* _EXERCISE BRIEF_
Show each line from the listing that includes the word "text".

-- BEGIN --

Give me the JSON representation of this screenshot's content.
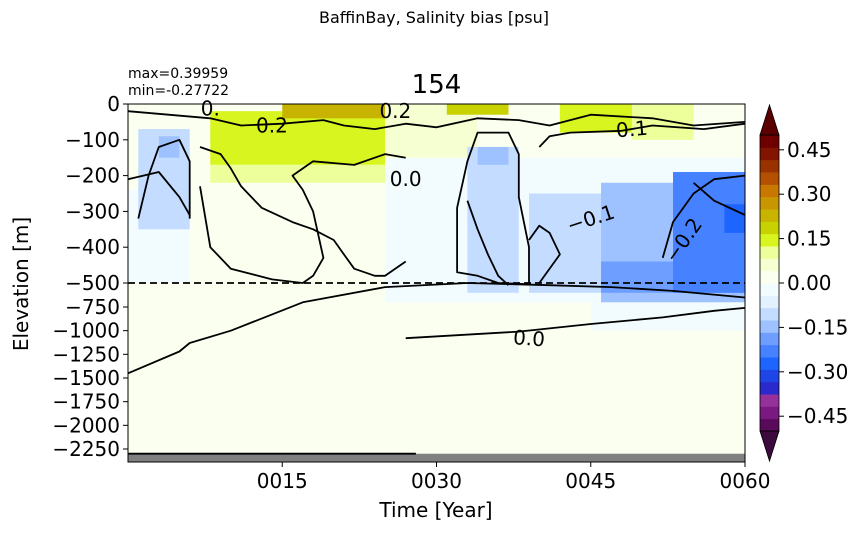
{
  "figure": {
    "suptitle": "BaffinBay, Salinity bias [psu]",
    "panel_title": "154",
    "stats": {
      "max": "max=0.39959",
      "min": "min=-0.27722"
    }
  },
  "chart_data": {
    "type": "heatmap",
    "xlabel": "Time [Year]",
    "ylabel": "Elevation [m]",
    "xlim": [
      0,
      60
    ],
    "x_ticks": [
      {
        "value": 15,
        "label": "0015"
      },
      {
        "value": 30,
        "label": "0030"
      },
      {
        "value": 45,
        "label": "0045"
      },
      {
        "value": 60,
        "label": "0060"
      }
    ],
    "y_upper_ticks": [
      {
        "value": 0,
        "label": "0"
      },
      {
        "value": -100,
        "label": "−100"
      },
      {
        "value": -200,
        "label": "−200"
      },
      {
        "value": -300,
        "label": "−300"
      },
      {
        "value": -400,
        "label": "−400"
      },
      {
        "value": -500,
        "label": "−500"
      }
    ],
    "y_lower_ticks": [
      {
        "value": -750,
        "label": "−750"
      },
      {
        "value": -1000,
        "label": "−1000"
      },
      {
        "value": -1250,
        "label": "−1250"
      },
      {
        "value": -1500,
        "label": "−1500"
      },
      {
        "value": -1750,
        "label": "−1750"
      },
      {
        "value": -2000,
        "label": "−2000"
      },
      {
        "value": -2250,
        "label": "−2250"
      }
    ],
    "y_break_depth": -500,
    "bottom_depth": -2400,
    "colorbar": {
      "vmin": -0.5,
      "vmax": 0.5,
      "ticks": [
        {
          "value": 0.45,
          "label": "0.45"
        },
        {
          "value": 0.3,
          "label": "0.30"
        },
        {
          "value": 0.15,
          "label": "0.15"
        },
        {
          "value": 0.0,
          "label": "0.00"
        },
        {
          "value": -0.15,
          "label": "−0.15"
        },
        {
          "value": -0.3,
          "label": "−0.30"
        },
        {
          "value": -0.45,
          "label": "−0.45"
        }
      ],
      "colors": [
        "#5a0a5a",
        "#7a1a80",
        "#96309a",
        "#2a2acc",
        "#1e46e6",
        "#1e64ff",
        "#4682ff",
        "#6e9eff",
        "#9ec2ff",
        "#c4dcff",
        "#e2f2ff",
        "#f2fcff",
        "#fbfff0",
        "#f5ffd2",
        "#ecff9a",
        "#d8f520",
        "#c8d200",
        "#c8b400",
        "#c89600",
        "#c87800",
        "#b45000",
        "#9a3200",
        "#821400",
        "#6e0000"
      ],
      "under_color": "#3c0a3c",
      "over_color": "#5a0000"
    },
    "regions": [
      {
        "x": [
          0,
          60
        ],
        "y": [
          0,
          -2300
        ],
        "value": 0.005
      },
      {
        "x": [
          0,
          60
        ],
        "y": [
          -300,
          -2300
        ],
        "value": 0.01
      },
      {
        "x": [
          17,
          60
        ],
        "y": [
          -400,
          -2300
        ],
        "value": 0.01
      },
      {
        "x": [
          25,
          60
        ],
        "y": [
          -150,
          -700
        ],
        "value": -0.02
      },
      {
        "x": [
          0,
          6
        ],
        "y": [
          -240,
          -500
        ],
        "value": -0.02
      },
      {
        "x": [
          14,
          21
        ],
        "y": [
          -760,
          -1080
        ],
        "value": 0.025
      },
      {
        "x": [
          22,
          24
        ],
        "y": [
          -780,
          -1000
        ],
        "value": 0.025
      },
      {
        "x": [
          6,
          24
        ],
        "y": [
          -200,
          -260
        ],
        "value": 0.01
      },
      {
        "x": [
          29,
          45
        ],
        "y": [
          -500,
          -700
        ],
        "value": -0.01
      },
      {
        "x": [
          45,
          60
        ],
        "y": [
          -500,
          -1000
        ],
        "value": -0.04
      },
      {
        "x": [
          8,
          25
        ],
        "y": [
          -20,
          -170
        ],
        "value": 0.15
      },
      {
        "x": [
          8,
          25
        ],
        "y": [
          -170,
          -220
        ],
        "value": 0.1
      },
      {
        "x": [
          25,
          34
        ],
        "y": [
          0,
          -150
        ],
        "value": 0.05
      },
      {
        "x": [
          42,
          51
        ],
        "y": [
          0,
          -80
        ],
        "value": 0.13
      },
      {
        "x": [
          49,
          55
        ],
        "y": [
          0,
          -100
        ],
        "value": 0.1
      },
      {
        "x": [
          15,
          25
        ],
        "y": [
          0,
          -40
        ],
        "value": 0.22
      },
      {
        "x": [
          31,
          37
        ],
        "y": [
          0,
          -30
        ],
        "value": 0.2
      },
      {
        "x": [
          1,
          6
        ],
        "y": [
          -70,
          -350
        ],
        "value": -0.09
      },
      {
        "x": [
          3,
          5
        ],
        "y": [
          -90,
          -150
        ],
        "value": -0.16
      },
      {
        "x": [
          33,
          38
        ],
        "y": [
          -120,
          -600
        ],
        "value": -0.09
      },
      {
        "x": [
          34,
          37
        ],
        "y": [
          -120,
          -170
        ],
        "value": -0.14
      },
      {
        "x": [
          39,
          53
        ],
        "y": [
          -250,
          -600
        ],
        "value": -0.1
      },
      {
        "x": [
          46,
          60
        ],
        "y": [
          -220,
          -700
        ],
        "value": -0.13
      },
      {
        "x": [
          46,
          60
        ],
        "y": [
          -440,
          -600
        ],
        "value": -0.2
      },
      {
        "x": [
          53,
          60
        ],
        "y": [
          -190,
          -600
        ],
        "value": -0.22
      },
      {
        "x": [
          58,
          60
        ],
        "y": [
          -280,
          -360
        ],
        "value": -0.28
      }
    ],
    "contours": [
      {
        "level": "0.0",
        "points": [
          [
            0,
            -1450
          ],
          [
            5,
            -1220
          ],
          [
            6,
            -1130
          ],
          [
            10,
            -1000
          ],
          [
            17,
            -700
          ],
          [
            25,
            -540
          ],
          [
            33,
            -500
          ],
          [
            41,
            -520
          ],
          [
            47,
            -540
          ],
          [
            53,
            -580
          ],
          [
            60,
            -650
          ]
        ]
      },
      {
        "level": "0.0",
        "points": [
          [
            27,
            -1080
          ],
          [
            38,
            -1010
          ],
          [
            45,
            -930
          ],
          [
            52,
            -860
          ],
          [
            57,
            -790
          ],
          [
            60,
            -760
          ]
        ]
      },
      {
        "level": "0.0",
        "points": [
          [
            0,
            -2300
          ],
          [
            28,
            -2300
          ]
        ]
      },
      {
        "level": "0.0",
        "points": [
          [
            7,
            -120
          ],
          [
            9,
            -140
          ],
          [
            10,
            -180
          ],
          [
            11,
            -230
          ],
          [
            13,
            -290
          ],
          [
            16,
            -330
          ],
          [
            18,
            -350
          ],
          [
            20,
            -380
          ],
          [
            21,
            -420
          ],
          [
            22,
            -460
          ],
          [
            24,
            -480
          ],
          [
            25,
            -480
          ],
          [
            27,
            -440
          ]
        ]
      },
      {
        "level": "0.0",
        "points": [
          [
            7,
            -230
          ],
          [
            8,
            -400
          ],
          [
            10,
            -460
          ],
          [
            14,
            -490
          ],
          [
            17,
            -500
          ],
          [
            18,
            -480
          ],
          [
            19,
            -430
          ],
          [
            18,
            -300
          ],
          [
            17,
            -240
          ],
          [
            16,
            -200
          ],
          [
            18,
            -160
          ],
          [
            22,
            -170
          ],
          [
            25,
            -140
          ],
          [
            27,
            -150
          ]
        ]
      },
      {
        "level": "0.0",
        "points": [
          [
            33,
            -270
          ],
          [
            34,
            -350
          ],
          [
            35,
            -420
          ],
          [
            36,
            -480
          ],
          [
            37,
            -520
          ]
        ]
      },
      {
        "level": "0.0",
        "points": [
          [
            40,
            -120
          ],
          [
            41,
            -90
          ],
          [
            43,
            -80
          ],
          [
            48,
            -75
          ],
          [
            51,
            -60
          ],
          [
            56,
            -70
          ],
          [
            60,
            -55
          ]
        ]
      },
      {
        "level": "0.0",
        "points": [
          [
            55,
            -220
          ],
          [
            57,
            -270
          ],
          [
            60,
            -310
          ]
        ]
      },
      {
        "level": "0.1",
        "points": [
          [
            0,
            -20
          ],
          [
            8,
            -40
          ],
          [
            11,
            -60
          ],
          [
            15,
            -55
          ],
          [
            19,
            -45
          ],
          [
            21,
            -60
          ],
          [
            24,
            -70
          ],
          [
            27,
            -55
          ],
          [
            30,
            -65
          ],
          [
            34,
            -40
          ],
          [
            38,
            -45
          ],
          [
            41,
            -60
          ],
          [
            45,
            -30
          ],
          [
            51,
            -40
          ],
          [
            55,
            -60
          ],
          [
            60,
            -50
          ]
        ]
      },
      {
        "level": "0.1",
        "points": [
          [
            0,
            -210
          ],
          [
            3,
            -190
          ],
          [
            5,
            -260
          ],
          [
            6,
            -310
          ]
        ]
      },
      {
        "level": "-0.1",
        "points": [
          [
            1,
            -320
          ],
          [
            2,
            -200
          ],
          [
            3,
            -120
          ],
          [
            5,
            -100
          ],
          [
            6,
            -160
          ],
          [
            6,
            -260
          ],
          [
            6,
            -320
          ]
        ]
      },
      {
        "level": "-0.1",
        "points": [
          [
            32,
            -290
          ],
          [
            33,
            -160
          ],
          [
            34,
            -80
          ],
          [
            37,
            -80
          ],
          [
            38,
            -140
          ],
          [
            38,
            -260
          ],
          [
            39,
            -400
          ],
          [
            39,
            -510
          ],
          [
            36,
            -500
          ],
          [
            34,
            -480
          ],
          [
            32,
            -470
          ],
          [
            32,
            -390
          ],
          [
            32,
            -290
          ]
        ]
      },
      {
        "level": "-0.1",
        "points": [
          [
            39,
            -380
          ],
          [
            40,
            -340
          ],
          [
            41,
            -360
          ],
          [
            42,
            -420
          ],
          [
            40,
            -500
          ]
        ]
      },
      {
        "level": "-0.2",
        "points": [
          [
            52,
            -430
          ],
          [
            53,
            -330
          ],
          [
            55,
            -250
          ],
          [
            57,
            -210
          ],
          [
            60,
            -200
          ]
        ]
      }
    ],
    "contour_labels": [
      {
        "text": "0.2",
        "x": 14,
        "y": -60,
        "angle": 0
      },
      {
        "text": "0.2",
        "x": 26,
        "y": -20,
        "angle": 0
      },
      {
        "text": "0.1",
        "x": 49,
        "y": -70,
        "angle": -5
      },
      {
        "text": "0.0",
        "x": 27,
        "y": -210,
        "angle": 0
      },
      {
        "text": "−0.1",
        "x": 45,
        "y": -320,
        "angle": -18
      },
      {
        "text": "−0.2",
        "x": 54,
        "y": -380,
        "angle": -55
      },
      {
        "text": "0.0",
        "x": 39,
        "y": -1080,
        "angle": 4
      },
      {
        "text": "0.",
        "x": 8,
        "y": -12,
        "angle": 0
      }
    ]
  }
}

-- END --

* _ANSWER TO THE EXERCISE_
        "text": "0.2",
        "text": "0.2",
        "text": "0.1",
        "text": "0.0",
        "text": "−0.1",
        "text": "−0.2",
        "text": "0.0",
        "text": "0.",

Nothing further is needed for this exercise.